Dataset entries:
────────────────

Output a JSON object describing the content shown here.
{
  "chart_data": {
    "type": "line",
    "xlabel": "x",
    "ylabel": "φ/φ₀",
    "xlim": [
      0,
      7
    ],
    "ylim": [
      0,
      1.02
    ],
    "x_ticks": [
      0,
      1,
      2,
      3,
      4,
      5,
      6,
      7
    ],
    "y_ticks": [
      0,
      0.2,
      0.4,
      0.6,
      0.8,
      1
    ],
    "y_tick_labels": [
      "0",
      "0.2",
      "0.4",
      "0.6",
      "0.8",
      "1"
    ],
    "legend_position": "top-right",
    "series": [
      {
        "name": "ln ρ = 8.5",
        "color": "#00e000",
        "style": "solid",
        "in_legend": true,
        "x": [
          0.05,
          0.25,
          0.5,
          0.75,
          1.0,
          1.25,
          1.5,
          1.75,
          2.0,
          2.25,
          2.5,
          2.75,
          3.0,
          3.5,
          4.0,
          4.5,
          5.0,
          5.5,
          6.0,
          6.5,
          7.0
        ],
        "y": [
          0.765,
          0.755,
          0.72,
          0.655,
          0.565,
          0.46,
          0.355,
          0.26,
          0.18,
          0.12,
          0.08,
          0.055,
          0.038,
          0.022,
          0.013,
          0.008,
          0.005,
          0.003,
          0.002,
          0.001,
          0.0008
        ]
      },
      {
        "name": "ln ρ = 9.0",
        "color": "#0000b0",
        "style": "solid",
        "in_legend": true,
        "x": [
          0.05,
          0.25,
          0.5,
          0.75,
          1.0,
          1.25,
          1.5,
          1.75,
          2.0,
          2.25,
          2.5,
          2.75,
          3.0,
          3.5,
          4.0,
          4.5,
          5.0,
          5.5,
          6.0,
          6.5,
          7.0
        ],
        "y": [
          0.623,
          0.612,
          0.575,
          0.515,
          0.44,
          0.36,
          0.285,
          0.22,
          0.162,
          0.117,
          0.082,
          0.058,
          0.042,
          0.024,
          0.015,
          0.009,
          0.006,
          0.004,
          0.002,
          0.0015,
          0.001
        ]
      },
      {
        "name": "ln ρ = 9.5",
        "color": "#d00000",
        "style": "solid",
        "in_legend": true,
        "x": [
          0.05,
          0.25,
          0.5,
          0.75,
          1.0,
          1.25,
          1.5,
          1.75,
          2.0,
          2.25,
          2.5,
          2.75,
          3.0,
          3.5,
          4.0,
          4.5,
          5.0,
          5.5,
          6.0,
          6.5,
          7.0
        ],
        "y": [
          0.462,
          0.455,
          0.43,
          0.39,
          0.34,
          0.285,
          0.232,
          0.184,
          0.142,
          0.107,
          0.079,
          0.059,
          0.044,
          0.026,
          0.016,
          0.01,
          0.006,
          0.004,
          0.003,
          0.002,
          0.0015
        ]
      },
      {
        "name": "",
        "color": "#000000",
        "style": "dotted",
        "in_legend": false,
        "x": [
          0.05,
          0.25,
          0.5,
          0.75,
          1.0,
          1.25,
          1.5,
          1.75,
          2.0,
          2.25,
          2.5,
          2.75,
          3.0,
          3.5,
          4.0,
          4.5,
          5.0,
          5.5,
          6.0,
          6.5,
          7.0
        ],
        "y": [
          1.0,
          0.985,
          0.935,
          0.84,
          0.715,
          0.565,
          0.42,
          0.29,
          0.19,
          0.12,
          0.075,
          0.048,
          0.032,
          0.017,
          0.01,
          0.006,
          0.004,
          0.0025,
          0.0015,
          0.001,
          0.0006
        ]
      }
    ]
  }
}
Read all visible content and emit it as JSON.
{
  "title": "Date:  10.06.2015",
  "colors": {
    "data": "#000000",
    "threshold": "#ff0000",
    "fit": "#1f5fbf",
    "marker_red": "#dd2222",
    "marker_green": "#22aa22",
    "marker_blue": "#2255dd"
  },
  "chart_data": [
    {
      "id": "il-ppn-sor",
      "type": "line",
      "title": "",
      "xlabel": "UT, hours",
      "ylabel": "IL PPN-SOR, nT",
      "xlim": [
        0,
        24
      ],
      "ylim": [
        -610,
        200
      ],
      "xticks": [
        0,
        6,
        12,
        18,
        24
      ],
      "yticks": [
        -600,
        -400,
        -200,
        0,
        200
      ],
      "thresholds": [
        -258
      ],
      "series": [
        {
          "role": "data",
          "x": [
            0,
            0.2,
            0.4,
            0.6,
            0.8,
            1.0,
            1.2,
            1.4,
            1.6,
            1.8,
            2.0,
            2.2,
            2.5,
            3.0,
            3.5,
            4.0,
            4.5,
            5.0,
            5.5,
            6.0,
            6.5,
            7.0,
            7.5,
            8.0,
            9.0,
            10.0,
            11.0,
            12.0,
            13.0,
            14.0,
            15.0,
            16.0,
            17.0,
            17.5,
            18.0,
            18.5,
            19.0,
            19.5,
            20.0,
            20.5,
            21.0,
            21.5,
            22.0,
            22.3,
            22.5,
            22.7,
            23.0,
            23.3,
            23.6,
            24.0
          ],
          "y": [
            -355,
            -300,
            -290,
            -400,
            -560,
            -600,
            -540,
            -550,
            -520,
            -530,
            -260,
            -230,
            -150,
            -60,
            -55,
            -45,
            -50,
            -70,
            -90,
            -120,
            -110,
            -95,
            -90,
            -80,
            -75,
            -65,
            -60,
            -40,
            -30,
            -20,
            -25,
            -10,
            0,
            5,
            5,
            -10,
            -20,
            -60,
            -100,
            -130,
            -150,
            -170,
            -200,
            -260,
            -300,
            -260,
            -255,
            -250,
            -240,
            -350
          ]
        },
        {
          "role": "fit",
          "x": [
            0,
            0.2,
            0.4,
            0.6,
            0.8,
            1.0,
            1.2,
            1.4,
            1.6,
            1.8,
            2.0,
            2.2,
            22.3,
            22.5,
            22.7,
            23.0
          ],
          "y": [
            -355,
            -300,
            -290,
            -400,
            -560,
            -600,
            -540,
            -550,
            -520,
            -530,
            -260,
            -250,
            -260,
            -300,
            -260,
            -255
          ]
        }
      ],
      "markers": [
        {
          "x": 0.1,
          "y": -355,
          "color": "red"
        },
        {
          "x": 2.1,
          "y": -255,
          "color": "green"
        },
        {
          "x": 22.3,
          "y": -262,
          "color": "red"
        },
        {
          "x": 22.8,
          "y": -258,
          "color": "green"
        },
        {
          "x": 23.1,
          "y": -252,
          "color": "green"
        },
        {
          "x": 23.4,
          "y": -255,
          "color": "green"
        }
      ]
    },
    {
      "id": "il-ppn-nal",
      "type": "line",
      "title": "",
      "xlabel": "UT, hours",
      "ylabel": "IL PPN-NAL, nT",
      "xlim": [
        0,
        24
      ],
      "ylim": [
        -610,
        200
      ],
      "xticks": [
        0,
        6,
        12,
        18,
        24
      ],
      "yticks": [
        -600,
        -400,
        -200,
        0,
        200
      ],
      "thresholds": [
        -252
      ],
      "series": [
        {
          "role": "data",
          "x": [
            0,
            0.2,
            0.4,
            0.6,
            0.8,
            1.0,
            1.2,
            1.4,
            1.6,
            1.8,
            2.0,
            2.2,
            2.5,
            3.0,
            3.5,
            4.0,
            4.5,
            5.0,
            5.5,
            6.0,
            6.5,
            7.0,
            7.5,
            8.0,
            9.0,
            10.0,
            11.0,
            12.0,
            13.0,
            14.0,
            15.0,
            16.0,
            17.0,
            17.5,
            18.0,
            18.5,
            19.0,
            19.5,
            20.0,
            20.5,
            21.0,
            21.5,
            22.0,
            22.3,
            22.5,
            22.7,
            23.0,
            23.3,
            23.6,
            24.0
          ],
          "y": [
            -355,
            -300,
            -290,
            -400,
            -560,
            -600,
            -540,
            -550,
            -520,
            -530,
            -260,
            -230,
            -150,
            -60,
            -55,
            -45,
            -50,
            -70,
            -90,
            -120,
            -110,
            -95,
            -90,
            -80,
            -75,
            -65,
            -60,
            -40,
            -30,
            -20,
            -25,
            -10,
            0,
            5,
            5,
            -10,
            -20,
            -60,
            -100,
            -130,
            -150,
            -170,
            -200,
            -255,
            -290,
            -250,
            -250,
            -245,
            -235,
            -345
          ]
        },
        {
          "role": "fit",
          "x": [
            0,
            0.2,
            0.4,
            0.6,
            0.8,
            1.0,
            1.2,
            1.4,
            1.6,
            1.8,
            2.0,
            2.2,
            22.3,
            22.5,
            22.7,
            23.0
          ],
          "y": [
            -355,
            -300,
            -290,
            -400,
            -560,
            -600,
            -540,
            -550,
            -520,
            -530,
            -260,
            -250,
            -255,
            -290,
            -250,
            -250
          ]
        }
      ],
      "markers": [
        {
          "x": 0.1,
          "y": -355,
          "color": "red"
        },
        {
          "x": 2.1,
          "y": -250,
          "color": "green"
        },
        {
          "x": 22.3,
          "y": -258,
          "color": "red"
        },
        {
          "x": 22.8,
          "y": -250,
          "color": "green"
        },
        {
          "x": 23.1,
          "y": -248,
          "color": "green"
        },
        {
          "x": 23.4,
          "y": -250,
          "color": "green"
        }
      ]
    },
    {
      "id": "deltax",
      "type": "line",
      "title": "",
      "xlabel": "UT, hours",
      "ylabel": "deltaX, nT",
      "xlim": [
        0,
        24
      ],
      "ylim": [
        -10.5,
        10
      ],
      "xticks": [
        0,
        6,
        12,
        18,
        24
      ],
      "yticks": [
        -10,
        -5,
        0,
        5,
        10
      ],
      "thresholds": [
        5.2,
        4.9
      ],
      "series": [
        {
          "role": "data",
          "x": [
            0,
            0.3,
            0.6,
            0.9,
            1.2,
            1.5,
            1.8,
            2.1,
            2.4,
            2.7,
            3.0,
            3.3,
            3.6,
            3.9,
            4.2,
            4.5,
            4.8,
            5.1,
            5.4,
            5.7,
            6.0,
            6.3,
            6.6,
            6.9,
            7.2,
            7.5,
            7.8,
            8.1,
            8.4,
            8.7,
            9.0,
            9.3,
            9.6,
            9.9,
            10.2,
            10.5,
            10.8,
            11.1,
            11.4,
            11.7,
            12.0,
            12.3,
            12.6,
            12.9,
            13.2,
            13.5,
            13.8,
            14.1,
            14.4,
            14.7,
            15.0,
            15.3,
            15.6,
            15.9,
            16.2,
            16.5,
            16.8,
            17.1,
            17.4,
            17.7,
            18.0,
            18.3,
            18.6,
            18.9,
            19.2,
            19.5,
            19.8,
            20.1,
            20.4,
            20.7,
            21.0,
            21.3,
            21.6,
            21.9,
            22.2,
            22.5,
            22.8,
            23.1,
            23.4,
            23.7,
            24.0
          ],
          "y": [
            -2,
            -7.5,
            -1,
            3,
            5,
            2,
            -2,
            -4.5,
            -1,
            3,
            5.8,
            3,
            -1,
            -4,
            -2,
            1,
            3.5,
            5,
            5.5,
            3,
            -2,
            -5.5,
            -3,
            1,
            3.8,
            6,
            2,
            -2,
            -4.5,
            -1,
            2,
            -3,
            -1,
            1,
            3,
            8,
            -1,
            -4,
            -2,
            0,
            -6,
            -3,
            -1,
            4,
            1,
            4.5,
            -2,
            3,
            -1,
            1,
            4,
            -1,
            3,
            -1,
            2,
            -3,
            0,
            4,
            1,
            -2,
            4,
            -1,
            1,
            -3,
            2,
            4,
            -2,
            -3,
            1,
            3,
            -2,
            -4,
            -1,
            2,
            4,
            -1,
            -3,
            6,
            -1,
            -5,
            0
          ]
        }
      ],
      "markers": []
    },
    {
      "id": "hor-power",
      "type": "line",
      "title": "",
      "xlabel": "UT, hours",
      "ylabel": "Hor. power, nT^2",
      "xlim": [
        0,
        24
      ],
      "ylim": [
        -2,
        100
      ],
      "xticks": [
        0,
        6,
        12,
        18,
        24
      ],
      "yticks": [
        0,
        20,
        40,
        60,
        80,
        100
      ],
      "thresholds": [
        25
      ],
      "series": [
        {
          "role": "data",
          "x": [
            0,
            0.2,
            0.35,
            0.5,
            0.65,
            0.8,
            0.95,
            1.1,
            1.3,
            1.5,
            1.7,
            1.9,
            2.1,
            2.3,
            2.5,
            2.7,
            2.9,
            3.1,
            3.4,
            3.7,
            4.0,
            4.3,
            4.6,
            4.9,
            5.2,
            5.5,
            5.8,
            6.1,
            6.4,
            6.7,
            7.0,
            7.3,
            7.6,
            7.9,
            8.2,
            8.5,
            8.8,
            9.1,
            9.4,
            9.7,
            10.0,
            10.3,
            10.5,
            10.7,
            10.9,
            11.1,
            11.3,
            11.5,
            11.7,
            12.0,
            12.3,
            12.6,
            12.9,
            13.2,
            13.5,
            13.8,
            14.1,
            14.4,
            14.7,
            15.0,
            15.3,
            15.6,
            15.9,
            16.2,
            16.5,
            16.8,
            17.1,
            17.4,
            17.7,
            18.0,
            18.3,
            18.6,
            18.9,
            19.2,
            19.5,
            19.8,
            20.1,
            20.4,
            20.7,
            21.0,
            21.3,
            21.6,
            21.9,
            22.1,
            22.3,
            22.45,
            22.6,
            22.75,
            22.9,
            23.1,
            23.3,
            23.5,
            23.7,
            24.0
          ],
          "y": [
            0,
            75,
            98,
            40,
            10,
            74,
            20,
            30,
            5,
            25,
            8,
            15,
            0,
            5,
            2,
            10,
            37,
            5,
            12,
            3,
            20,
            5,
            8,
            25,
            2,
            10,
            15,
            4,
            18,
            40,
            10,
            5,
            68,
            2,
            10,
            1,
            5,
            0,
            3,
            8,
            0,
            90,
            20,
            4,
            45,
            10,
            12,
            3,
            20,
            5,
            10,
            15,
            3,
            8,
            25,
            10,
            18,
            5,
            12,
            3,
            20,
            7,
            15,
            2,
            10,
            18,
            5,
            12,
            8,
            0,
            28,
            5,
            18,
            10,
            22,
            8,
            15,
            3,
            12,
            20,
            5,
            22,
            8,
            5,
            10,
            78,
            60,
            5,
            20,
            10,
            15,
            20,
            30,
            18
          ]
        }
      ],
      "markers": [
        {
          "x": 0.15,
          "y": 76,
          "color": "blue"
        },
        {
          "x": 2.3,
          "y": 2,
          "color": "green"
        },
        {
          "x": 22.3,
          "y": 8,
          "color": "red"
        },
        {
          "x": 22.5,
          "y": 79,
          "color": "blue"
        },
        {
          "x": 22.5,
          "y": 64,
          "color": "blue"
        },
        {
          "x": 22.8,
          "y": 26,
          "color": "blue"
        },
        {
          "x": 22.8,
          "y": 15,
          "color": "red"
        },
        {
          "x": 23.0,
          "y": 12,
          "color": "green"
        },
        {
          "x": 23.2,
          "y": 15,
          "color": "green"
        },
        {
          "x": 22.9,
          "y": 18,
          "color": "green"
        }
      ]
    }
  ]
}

────────────────

Task to complete:
State how many lines in the records above contain the word "JSON", and give only that number.

Final result:
2